### [EXTRAIT DU DOCUMENT]

+--

India

Une année d'échange à Chennai, l'alternative originale

Quand on parle d'échange universitaire, on pense tout d'abord au programme Erasmus, qui propose des destinations européennes « classiques « comme l'Espagne ou la Suède. Il en existe pourtant d'autres, plus exotiques. En voici un petit aperçu avec quelques impressions de mon séjour à l'Indian Institute of Technology Madras (IIT), en Inde, en 2006-2007.

Chennai
Anciennement appelée Madras, Chennai est la quatrième plus grande agglomération d'Inde, avec plus de 7 millions d'habitants. Mais Chennai est moins connue que ses grandes soeurs Delhi, Mumbay (Bombay) et Calcutta. Située sur la côte sud-est du pays, cette ville est en effet beaucoup moins touristique que le nord et, du même coup, beaucoup plus traditionnelle et conservatrice. La ville elle-même n'est pas très agréable, avec ses bouchons à n'en plus finir, ses mendiants vous assaillant de toute part et les déchets qui ornent les rues…

Le Campus
Heureusement, le campus est quant à lui situé dans un véritable îlot de verdure au milieu de la ville. On a un peu l'impression d'entrer dans la jungle. Sur le campus, les étudiants habitent dans les « hostels », de grands bâtiments en béton. Parfois assez vieux, ceux-ci abritent des chambres individuelles pour les étudiants. Deux « hostels « sont réservés aux filles, les autres aux garçons, et des gardes surveillent le trafic…

Faire le singe
Le campus est aussi un abri pour de nombreux animaux, dont les plus courants sont les daims et… les macaques ! C'est l'un des souvenirs les plus mémorables pour moi, ces singes qui se baladent partout, renversent les poubelles, volent vos bananes et, parfois, vous effraient. Ouverts vers l'extérieur, les couloirs sont facilement accessibles pour les macaques. Fermer la porte est donc indispensable. Il m'est d'ailleurs arrivé une ou deux fois de rentrer dans ma chambre et, en me retournant, de me retrouver nez à nez avec l'un d'eux, qui montrait ses dents menaçantes et ne semblait, lui non plus, pas tout à son aise…

La vie estudiantine
Au campus, c'est toute une vie qui se déroule. On s'y déplace principalement en vélo. L'alcool y est strictement interdit, et d'ailleurs très peu toléré en Inde. Faire la fête ne s'inscrit pas dans les moeurs des étudiants indiens. A ne pas manquer : Gurunath, une sorte de bar où l'on savoure son jus de fruits frais presque quotidiennement.

La nourriture
Si la nourriture indienne est délicieuse, il faut admettre qu'elle devient rapidement monotone, surtout à la cantine. Le matin, il faut oublier les tartines et s'habituer aux déjeuners très salés et épicés. A midi et le soir, il s'agit toujours de riz avec différentes sauces. Le petit côté marrant, c'est de manger avec les mains. Eh oui, vous pouvez trouver une cuillère, mais rien ne vaut sa main (droite) !

+--

### [VOLETS DE L'EXERCICE]
1. D'après le récit sur l'échange à Chennai, pourquoi est-il indispensable de fermer la porte de sa chambre sur le campus ? Répondez en une à trois phrases.
2. Répondez aux questions suivantes à partir du récit sur l'échange à Chennai :
(a) Comment Chennai s'appelait-elle anciennement ?
(b) Combien d'« hostels » sont réservés aux filles ?
(c) Par quel moyen se déplace-t-on principalement sur le campus ?
3. Poursuivez le récit sur l'échange à Chennai à partir de l'endroit où il s'arrête.

+--

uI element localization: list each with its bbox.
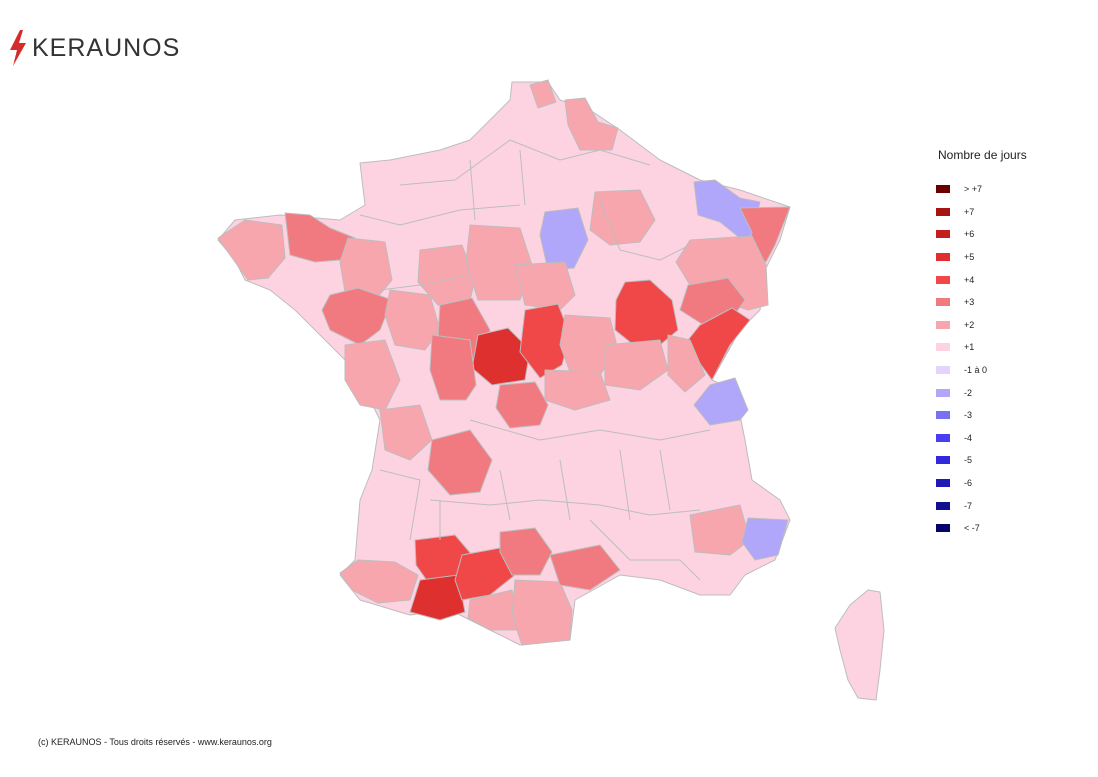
legend-swatch (936, 320, 950, 329)
dept-creuse (495, 381, 549, 429)
legend-swatch (936, 275, 950, 284)
legend-title: Nombre de jours (938, 148, 1027, 162)
copyright-footer: (c) KERAUNOS - Tous droits réservés - ww… (38, 737, 272, 747)
legend-swatch (936, 501, 950, 510)
legend-item: +4 (936, 268, 1076, 291)
legend-item: +5 (936, 246, 1076, 269)
legend-item: +6 (936, 223, 1076, 246)
dept-ain (693, 377, 749, 426)
brand-name: KERAUNOS (32, 33, 181, 62)
legend-label: -4 (964, 432, 973, 443)
dept-saone-et-loire (604, 339, 669, 391)
legend-item: -7 (936, 494, 1076, 517)
lightning-icon (10, 30, 26, 66)
dept-loiret (465, 224, 533, 301)
legend-item: +1 (936, 336, 1076, 359)
dept-dordogne (427, 429, 493, 496)
legend-label: > +7 (964, 184, 983, 195)
dept-nord-east (564, 97, 619, 151)
legend-item: -6 (936, 472, 1076, 495)
dept-vaucluse (689, 504, 751, 556)
dept-corse (834, 589, 885, 701)
legend-swatch (936, 366, 950, 375)
dept-herault (549, 544, 621, 591)
dept-vosges (675, 235, 769, 311)
dept-pyrenees-atlantiques (339, 559, 419, 604)
legend-label: < -7 (964, 523, 980, 534)
legend-swatch (936, 411, 950, 420)
dept-loire-atlantique (321, 287, 393, 346)
dept-ariege (467, 589, 521, 631)
legend-item: -5 (936, 449, 1076, 472)
legend-label: -7 (964, 500, 973, 511)
legend-swatch (936, 298, 950, 307)
legend-label: +1 (964, 342, 975, 353)
dept-aube (589, 189, 656, 246)
legend-label: +4 (964, 274, 975, 285)
legend-label: +2 (964, 319, 975, 330)
dept-hautes-pyrenees (409, 574, 466, 621)
legend-item: -2 (936, 381, 1076, 404)
dept-allier (544, 369, 611, 411)
legend-items: > +7 +7 +6 +5 +4 +3 +2 +1 -1 à 0 -2 -3 -4 -5 -6 -7 < -7 (936, 178, 1076, 540)
legend-item: < -7 (936, 517, 1076, 540)
legend-label: -1 à 0 (964, 365, 988, 376)
dept-charente (379, 404, 433, 461)
dept-finistere (217, 219, 286, 281)
legend-swatch (936, 230, 950, 239)
dept-cher (519, 303, 571, 379)
dept-paris-region (539, 207, 589, 271)
legend-item: +3 (936, 291, 1076, 314)
legend-label: -2 (964, 387, 973, 398)
legend-item: -1 à 0 (936, 359, 1076, 382)
dept-vienne (429, 334, 477, 401)
legend-swatch (936, 343, 950, 352)
legend-item: -3 (936, 404, 1076, 427)
dept-alpes-maritimes (741, 517, 789, 561)
dept-yonne (514, 261, 576, 311)
legend-swatch (936, 433, 950, 442)
dept-jura (667, 334, 706, 393)
legend-swatch (936, 456, 950, 465)
legend-item: > +7 (936, 178, 1076, 201)
legend-swatch (936, 388, 950, 397)
dept-aude (511, 579, 573, 646)
legend-item: -4 (936, 427, 1076, 450)
legend-label: +6 (964, 229, 975, 240)
brand-logo: KERAUNOS (8, 30, 180, 66)
legend-swatch (936, 524, 950, 533)
legend-swatch (936, 185, 950, 194)
legend-label: -5 (964, 455, 973, 466)
legend-swatch (936, 253, 950, 262)
legend-label: +3 (964, 297, 975, 308)
legend: Nombre de jours > +7 +7 +6 +5 +4 +3 +2 +1 -1 à 0… (936, 148, 1076, 540)
legend-label: -3 (964, 410, 973, 421)
legend-item: +2 (936, 314, 1076, 337)
legend-item: +7 (936, 201, 1076, 224)
legend-swatch (936, 479, 950, 488)
legend-label: +5 (964, 252, 975, 263)
dept-tarn (499, 527, 553, 576)
legend-swatch (936, 207, 950, 216)
dept-nord-coast (529, 79, 557, 109)
legend-label: +7 (964, 206, 975, 217)
legend-label: -6 (964, 478, 973, 489)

+--

### [RÉSULTATS PAR TÂCHE]
1. Les couloirs sont ouverts vers l'extérieur, si bien que les macaques y accèdent facilement. Il faut donc fermer la porte pour les empêcher d'entrer dans la chambre.

2.
(a) Madras.
(b) Deux.
(c) En vélo.

3.
Les cours
Si théoriquement, le niveau de l'IIT est équivalent à celui de l'EPFL, cela ne s'avère pas si évident en pratique. Bien que les compétences soient globalement plus ou moins égales, la manière d'apprendre diffère grandement. Alors qu'en Suisse, on nous oriente généralement sur la compréhension et le développement d'un raisonnement, c'est plutôt le « bourrage de crâne « qui semble prévaloir en Inde. Ainsi, on passe parfois des heures à s'imprégner de formules empiriques pour le calcul d'un paramètre, sans même en comprendre l'essence. Cela dit, on apprend quand même beaucoup. Certains cours plus alternatifs en sciences humaines ou sociales s'avèrent particulièrement intéressants. Un cours de théâtre, par exemple, m'a permis un bel échange avec les Indiens.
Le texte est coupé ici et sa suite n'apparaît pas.